### WHAT IS ASKED
Your answer should be a single number: the count of lines that include the word "According".

### LISTING
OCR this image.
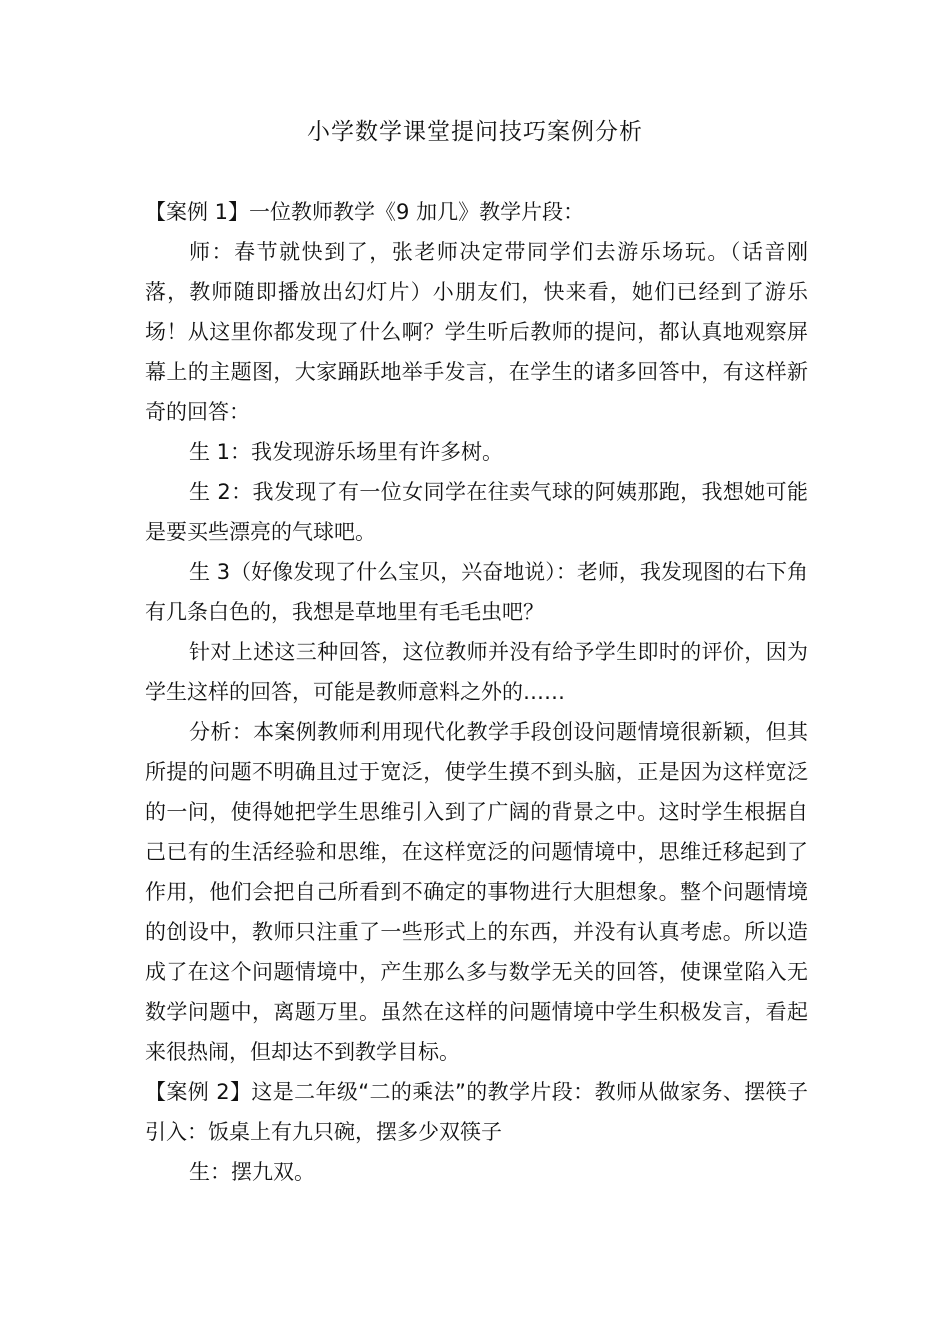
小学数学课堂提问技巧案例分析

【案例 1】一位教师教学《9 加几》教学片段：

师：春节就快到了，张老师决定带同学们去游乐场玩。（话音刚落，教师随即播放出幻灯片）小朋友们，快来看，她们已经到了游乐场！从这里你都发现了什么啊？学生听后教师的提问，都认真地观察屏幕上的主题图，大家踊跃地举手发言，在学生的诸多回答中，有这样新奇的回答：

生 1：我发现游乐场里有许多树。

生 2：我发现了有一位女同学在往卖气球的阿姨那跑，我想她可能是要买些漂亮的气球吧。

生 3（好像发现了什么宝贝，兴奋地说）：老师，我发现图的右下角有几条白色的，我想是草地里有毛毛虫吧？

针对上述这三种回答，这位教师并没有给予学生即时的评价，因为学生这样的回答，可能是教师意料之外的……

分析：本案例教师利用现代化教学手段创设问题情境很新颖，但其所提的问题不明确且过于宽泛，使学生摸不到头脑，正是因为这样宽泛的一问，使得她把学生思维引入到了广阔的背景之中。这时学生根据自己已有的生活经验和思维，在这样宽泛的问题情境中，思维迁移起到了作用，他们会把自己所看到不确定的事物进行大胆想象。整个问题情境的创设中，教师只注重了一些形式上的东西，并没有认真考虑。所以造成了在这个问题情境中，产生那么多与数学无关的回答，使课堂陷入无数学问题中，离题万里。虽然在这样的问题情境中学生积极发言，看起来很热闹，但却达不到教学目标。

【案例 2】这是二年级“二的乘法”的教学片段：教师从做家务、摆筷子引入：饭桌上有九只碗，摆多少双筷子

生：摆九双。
==
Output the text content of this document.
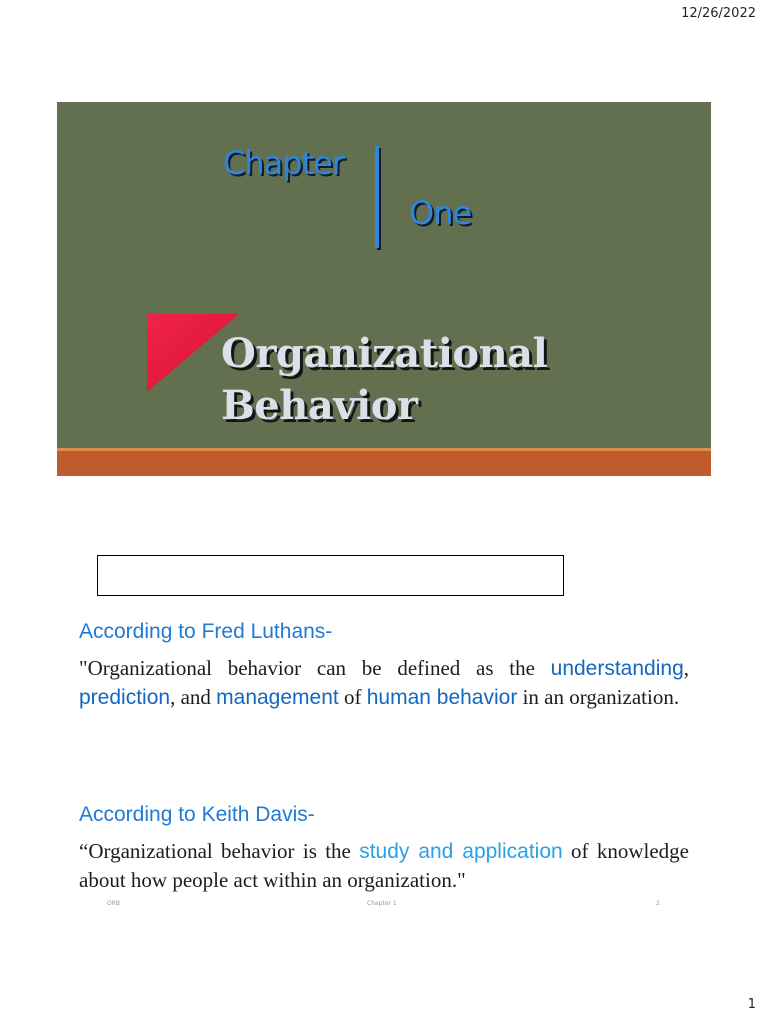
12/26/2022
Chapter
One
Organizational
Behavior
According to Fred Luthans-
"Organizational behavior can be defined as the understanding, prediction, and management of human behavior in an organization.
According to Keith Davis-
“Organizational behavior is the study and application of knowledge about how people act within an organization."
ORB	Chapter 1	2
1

### COMPLETED EXERCISE
2